Data entries:
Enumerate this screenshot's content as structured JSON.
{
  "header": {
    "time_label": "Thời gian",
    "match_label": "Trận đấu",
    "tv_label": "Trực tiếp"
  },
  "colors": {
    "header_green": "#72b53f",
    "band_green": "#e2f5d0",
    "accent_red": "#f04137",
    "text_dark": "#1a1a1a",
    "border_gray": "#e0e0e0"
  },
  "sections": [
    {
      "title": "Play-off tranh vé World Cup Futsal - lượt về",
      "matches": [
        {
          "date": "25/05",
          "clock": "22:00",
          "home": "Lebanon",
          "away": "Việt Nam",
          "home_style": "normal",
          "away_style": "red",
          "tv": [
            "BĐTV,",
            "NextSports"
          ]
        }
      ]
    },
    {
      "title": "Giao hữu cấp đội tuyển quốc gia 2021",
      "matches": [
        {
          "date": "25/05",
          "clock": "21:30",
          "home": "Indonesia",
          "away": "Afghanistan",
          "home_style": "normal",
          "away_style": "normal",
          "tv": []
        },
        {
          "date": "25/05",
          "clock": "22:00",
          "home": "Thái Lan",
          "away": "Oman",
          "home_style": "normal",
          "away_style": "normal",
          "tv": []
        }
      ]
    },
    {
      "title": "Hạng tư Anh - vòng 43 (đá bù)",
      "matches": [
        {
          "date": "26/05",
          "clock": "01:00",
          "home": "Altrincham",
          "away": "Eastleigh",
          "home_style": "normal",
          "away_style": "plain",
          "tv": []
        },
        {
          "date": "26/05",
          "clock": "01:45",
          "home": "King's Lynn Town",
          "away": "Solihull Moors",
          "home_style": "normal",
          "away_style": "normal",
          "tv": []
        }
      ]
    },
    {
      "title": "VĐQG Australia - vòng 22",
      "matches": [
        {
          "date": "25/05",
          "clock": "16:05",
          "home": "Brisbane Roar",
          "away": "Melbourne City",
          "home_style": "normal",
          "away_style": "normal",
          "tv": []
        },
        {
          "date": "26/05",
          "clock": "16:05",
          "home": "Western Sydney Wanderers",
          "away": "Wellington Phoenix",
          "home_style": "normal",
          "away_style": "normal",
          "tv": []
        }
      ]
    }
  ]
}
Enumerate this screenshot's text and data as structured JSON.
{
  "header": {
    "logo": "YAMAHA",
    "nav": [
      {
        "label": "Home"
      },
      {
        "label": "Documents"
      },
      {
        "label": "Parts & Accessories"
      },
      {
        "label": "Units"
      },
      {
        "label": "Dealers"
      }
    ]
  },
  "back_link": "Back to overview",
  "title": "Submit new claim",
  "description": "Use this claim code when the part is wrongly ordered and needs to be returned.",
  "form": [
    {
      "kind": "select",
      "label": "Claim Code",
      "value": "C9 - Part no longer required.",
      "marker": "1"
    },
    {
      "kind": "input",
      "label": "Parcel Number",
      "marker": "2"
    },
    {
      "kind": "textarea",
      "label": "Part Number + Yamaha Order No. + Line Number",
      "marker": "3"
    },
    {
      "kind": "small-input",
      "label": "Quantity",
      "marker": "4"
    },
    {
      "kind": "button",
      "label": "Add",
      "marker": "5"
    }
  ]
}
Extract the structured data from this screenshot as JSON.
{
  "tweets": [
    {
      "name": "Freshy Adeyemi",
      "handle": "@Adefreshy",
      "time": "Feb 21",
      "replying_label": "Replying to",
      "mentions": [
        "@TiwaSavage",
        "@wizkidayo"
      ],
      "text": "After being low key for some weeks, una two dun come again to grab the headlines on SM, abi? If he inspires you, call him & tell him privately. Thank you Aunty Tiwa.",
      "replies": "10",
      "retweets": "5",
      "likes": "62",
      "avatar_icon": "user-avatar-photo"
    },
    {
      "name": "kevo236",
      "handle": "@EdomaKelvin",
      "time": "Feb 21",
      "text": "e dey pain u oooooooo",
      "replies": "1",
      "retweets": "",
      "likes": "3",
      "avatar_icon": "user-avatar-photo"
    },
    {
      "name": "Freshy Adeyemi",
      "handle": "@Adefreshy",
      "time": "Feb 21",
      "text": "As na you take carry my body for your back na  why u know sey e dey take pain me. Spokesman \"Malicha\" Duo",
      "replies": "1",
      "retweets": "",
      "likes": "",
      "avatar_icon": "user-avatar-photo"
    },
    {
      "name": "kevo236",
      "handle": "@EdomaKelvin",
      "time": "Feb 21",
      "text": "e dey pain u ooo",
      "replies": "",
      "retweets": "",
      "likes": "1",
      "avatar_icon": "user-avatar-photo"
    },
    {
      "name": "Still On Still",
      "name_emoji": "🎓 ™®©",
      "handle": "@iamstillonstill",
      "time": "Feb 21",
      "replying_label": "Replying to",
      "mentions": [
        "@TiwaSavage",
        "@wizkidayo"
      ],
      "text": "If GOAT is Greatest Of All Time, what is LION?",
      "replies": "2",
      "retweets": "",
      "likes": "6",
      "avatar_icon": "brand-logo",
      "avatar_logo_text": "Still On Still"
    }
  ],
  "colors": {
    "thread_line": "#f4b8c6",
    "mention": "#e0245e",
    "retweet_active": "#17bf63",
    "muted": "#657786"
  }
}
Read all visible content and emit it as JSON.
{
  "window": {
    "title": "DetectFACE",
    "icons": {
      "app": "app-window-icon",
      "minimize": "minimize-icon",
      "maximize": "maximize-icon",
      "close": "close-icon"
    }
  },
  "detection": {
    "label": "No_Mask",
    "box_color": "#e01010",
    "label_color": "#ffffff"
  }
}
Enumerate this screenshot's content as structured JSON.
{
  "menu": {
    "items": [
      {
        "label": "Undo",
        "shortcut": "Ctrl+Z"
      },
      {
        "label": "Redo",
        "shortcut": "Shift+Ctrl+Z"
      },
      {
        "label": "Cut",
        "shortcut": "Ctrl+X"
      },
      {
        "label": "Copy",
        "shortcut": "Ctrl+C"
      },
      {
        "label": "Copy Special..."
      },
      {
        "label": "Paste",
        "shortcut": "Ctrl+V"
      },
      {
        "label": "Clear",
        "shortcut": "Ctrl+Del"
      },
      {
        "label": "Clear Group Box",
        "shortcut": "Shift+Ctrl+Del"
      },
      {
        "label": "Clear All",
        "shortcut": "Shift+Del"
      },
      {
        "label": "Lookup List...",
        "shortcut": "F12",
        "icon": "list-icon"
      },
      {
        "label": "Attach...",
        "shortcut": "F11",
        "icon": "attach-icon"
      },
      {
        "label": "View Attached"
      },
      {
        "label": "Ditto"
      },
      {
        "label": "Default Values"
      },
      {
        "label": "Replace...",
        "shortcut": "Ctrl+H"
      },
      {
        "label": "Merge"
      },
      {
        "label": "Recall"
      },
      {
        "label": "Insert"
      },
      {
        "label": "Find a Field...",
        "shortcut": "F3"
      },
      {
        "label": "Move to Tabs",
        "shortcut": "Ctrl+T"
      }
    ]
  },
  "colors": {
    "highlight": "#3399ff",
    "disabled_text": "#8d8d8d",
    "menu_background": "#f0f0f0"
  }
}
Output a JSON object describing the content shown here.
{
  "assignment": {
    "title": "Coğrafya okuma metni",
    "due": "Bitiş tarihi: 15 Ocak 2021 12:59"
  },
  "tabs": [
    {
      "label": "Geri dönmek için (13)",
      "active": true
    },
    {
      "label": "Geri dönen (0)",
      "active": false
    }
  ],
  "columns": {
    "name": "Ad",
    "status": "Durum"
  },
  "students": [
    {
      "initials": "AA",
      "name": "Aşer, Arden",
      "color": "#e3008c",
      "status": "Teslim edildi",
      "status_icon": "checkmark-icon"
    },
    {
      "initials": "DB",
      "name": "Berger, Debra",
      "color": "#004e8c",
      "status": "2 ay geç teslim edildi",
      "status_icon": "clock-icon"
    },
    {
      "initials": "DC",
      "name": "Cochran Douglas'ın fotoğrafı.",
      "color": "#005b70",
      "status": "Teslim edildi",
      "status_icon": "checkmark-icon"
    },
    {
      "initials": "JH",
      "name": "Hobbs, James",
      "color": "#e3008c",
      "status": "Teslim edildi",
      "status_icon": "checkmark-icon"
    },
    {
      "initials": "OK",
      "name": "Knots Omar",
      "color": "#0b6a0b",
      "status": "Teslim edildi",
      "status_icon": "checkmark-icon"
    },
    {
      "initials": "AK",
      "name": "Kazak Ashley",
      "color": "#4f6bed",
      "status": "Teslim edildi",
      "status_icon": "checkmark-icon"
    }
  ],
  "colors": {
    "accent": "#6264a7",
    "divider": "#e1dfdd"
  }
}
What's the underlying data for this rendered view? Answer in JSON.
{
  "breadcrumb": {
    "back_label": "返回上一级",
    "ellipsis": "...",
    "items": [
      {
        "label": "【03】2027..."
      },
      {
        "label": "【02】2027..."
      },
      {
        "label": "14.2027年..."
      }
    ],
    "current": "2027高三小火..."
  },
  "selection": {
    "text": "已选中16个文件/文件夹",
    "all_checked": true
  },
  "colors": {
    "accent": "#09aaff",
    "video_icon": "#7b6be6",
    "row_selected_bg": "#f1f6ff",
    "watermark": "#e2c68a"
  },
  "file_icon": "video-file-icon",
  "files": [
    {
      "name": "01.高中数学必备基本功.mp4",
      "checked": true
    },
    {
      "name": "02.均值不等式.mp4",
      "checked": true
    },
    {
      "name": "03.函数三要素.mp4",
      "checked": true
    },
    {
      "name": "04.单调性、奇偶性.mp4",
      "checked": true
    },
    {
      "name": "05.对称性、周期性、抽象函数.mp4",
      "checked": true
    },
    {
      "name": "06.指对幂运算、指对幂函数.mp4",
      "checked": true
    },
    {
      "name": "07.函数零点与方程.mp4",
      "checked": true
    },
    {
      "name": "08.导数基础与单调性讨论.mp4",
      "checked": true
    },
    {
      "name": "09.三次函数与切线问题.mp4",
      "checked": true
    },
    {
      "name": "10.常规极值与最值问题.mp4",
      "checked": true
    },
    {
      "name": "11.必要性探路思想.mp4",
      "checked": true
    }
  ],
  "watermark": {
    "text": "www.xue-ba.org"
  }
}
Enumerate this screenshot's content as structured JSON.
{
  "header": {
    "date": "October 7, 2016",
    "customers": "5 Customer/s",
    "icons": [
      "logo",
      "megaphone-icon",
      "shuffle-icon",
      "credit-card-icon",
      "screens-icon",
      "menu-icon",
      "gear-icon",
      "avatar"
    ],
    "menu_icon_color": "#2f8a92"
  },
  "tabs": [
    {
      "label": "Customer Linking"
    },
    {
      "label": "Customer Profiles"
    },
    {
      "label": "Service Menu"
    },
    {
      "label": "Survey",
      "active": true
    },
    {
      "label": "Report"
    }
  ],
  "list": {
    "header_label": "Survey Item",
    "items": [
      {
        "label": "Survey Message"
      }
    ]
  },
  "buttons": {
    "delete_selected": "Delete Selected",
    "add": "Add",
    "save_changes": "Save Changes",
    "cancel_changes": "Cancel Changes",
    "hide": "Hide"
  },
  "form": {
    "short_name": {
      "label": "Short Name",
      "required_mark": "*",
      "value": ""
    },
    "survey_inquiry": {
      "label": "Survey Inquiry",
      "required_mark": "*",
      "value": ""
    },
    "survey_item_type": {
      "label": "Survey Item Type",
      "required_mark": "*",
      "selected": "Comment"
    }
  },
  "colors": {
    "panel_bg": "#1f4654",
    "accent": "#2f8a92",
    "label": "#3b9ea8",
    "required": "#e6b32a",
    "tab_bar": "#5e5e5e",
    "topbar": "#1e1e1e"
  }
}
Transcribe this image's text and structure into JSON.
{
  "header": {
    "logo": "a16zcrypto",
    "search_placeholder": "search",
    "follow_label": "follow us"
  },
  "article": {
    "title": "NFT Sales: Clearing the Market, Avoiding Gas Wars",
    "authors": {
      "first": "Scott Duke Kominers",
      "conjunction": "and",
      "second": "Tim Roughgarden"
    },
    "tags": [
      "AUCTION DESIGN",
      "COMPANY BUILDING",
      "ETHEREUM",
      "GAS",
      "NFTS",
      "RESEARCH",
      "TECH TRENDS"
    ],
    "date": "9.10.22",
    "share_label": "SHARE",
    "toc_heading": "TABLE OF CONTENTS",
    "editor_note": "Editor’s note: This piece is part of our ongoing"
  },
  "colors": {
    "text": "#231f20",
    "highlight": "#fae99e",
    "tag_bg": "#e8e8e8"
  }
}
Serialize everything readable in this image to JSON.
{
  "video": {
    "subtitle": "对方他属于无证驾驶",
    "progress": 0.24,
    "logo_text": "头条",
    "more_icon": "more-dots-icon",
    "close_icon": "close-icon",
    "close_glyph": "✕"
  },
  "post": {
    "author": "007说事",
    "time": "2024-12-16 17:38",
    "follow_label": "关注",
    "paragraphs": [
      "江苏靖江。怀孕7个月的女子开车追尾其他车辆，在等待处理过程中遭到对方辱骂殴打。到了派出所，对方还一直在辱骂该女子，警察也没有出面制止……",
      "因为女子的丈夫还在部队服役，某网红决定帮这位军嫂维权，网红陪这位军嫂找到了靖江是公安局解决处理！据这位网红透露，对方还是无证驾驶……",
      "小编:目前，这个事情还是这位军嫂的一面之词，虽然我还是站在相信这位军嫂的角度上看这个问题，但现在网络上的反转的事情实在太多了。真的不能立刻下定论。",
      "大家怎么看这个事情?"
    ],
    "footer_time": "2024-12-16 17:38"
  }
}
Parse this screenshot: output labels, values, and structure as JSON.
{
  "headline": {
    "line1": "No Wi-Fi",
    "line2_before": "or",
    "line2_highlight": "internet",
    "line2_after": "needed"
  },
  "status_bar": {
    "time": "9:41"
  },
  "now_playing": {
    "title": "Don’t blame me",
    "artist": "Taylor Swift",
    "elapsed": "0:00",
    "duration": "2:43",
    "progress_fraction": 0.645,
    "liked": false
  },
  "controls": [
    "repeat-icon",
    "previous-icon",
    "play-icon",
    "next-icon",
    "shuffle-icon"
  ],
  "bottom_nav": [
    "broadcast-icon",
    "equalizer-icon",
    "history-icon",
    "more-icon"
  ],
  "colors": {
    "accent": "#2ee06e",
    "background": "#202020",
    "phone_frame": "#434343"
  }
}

Required task :: In the records above, find each line with the word "Shift" and copy it.

Solution to the exercise ::
        "shortcut": "Shift+Ctrl+Z"
        "shortcut": "Shift+Ctrl+Del"
        "shortcut": "Shift+Del"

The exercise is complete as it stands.